* **Esercizi**:
**a)** Trascrivi fedelmente il brano del testo sulla morte di Spiderman che va da "## admin (26" fino a "un pò crepuscolare.".
**b)** Continua il testo sulla morte di Spiderman a partire dalla sua ultima frase.

──────── Testo della pagina ────────

# La Marvel fa morire l'uomo ragno, ma risorgerà a Gennaio con The Superior Spiderman



## admin (26 Dicembre 2012)

*La Marvel fa morire l'uomo ragno, ma risorgerà a Gennaio con The Superior Spiderman*

Questa volta non si tratta di uno scherzo nè di una canzone. *La Marvel, per il numero 700 di Spiderman "The Amazing Spiderman" ha deciso che l'uomo ragno, l'eroe più amato, morirà*. E a decretarne la fine sarà il *Dr. Octopus*. Ma la Marvel non vuole rinunciare definitivamente alle avventure dell'uomo ragno. Non ci sarà nessun numero 701. Si ripartità daccapo, con un numero 1 e con un nuovo super eroe: *The Superior Spiderman*. Un'evoluzione per cercare di rilanciare un eroe forse un pò crepuscolare.

──────── Record elencati ────────

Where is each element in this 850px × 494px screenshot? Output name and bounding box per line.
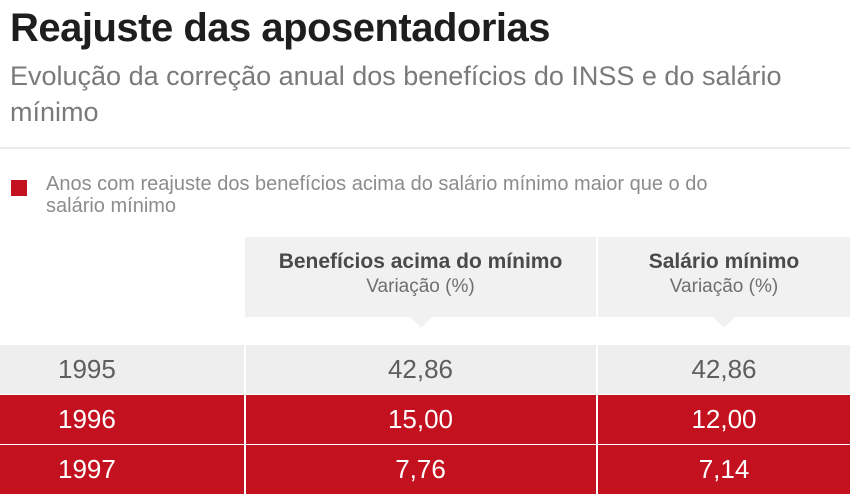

────────
──────── Record elencati ────────

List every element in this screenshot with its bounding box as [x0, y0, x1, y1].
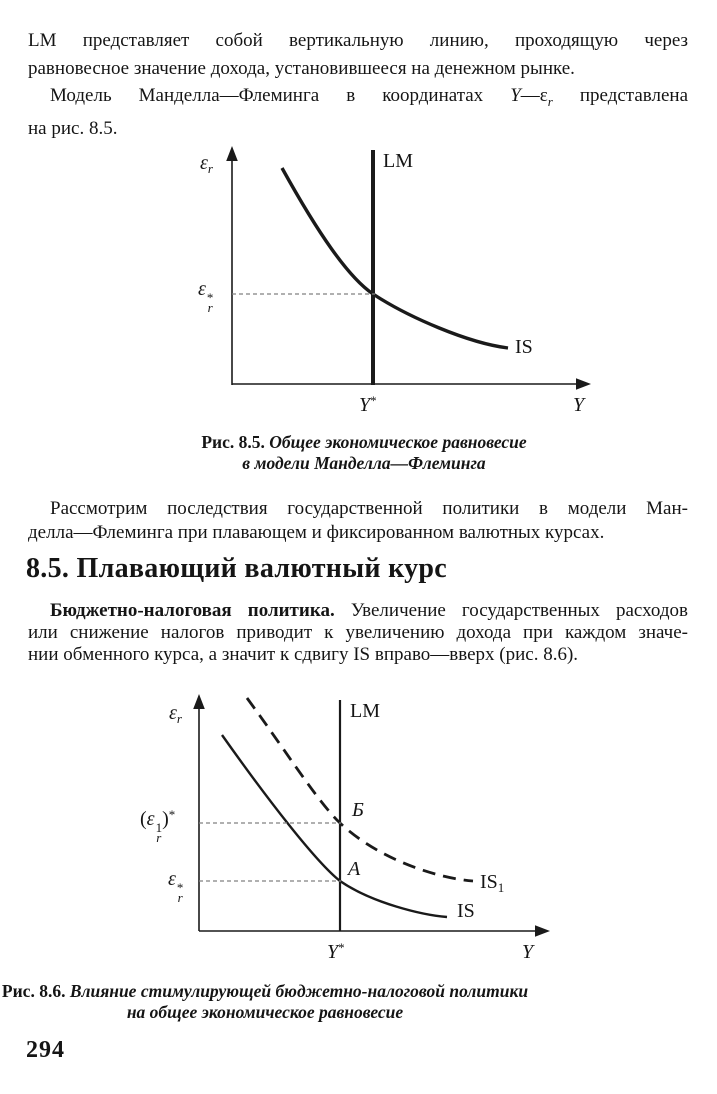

────────
──────── Record elencati ────────

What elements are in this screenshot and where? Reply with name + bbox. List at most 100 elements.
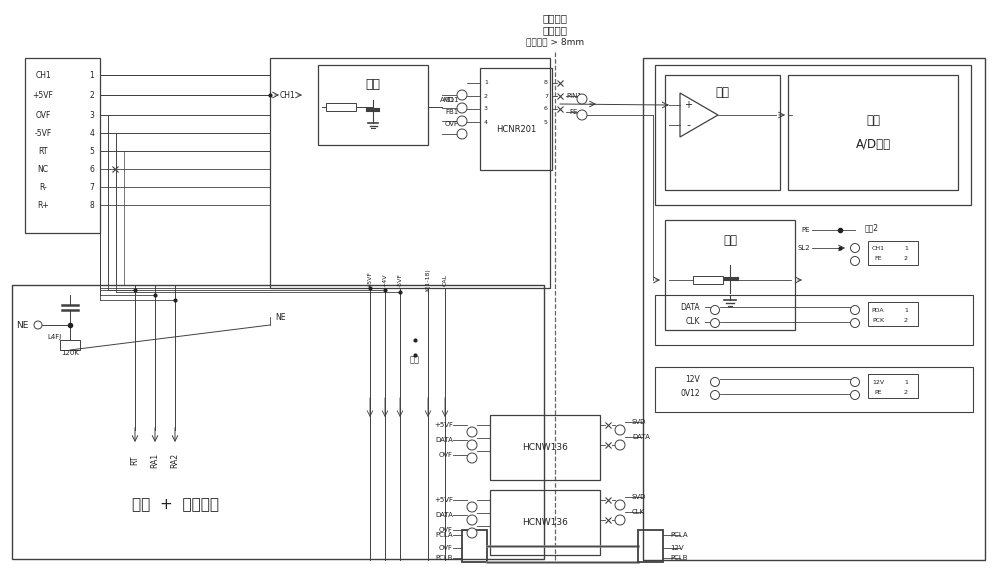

────────

* **Risposte**:
**a)**
## admin (26 Dicembre 2012)

*La Marvel fa morire l'uomo ragno, ma risorgerà a Gennaio con The Superior Spiderman*

Questa volta non si tratta di uno scherzo nè di una canzone. *La Marvel, per il numero 700 di Spiderman "The Amazing Spiderman" ha deciso che l'uomo ragno, l'eroe più amato, morirà*. E a decretarne la fine sarà il *Dr. Octopus*. Ma la Marvel non vuole rinunciare definitivamente alle avventure dell'uomo ragno. Non ci sarà nessun numero 701. Si ripartità daccapo, con un numero 1 e con un nuovo super eroe: *The Superior Spiderman*. Un'evoluzione per cercare di rilanciare un eroe forse un pò crepuscolare.

**b)**
----------



## Jino (26 Dicembre 2012)

Il mio personaggio preferito dei fumetti, mitico.


----------



## PippoInzaghi92 (31 Dicembre 2012)

Si ma che cavolo scusami [MENTION=1]Admin[/MENTION], io seguo la serie e mi ha spoilerato alla grande....


----------



## Brain84 (1 Gennaio 2013)

Spero solo che Max Pezzali non faccia un'altra canzone


----------



## admin (1 Gennaio 2013)

PippoInzaghi92 ha scritto:


> Si ma che cavolo scusami @Admin, io seguo la serie e mi ha spoilerato alla grande....



azzzzzz pardon!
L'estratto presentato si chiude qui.